■ Instructions for the task
Find every line in the records that contains the string "launch", matching case exactly, and copy each of those lines.

====

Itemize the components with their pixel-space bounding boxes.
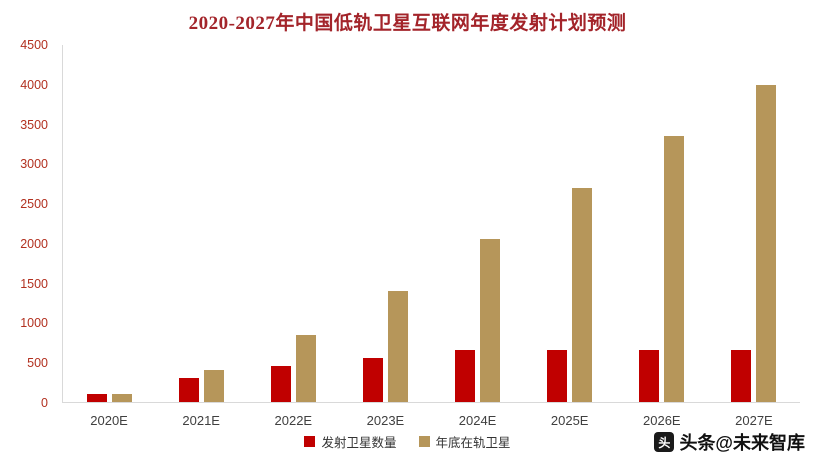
bar-groups: 2020E 2021E 2022E 2023E 2024E 2025E 2026E 2027E [63,45,800,428]
legend-label-in-orbit: 年底在轨卫星 [435,436,511,450]
y-tick-label: 3000 [20,157,48,172]
y-axis: 0 500 1000 1500 2000 2500 3000 3500 4000 4500 [0,0,56,459]
chart-title: 2020-2027年中国低轨卫星互联网年度发射计划预测 [188,13,627,34]
x-axis-label: 2024E [458,413,497,428]
legend-swatch-launch [304,436,316,447]
x-axis-label: 2026E [643,413,681,428]
toutiao-logo-icon: 头 [654,432,675,452]
watermark: 头 头条@未来智库 [654,429,805,455]
legend-item-in-orbit: 年底在轨卫星 [418,432,511,451]
y-tick-label: 500 [27,356,48,371]
bar-group-2024E: 2024E [455,45,501,428]
bar-group-2021E: 2021E [178,45,224,428]
y-tick-label: 2000 [20,236,48,251]
legend: 发射卫星数量 年底在轨卫星 [0,432,815,451]
bar-group-2020E: 2020E [86,45,132,428]
x-axis-label: 2022E [274,413,313,428]
bar [731,350,752,402]
bar [756,84,777,402]
y-tick-label: 3500 [20,117,48,132]
bar-group-2023E: 2023E [362,45,408,428]
bar [86,394,107,402]
bar [295,334,316,402]
y-tick-label: 2500 [20,197,48,212]
bar [572,187,593,402]
bar [362,358,383,402]
x-axis-label: 2025E [550,413,589,428]
plot-area: 2020E 2021E 2022E 2023E 2024E 2025E 2026E 2027E [62,45,800,428]
bar-group-2025E: 2025E [547,45,593,428]
y-tick-label: 4500 [20,38,48,52]
legend-swatch-in-orbit [418,436,430,447]
bar [387,290,408,402]
x-axis-label: 2023E [366,413,405,428]
y-tick-label: 1000 [20,316,48,331]
bar [203,370,224,402]
bar [455,350,476,402]
bar [664,136,685,402]
bar [270,366,291,402]
bar-group-2026E: 2026E [639,45,685,428]
x-axis-label: 2027E [735,413,773,428]
y-tick-label: 0 [41,396,48,410]
y-tick-label: 1500 [20,276,48,291]
bar-group-2027E: 2027E [731,45,777,428]
legend-item-launch: 发射卫星数量 [304,432,397,451]
bar [178,378,199,402]
x-axis-label: 2021E [182,413,220,428]
bar [639,350,660,402]
x-axis-label: 2020E [90,413,128,428]
bar [111,394,132,402]
y-tick-label: 4000 [20,77,48,92]
bar [547,350,568,402]
legend-label-launch: 发射卫星数量 [321,436,397,450]
bar-group-2022E: 2022E [270,45,316,428]
bar [480,239,501,402]
watermark-text: 头条@未来智库 [679,433,805,453]
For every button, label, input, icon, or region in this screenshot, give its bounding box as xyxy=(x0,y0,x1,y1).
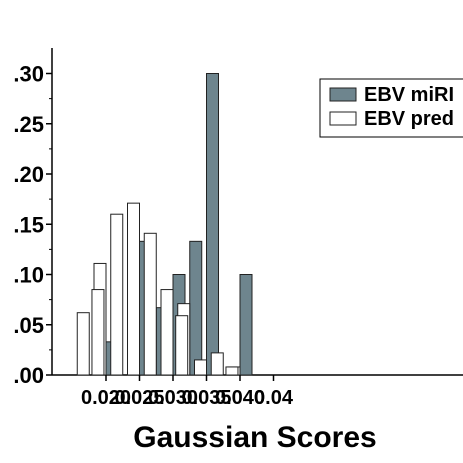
bar-ebv-pred xyxy=(175,315,189,376)
bar-ebv-pred xyxy=(225,366,239,376)
ticks: .00 .05 .10 .15 .20 .25 .30 0.0200.0250.0300.03… xyxy=(13,62,293,410)
legend-label: EBV pred xyxy=(364,108,454,130)
legend-swatch xyxy=(329,111,357,126)
y-tick-label: .10 xyxy=(13,263,44,288)
bar-ebv-pred xyxy=(91,289,105,376)
bar-ebv-miri xyxy=(206,73,219,376)
bars xyxy=(76,73,253,376)
y-tick-label: .00 xyxy=(13,363,44,388)
x-tick-label: 0.04 xyxy=(254,387,294,409)
bar-ebv-miri xyxy=(239,274,253,376)
y-tick-label: .25 xyxy=(13,112,44,137)
x-axis-title: Gaussian Scores xyxy=(133,421,376,454)
y-tick-label: .20 xyxy=(13,162,44,187)
bar-ebv-pred xyxy=(76,312,90,376)
x-tick-label: 0.025 xyxy=(114,387,164,409)
bar-ebv-pred xyxy=(210,352,224,376)
bar-ebv-pred xyxy=(194,359,207,376)
legend-label: EBV miRI xyxy=(364,84,454,106)
x-tick-label: 0.030 xyxy=(148,387,198,409)
x-tick-label: 0.020 xyxy=(81,387,131,409)
legend-swatch xyxy=(329,87,357,102)
bar-ebv-pred xyxy=(160,289,174,376)
x-tick-label: 0.035 xyxy=(181,387,231,409)
bar-ebv-miri xyxy=(189,240,203,376)
y-tick-label: .05 xyxy=(13,313,44,338)
x-tick-label: 0.040 xyxy=(215,387,265,409)
y-tick-label: .15 xyxy=(13,212,44,237)
bar-ebv-pred xyxy=(143,232,157,376)
y-tick-label: .30 xyxy=(13,62,44,87)
bar-ebv-pred xyxy=(110,213,124,376)
bar-ebv-pred xyxy=(127,202,140,376)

====

■ Exercise answer
legend-swatch-launch [304,436,316,447]
legend-item-launch: 发射卫星数量 [304,432,397,451]
legend-label-launch: 发射卫星数量 [321,436,397,450]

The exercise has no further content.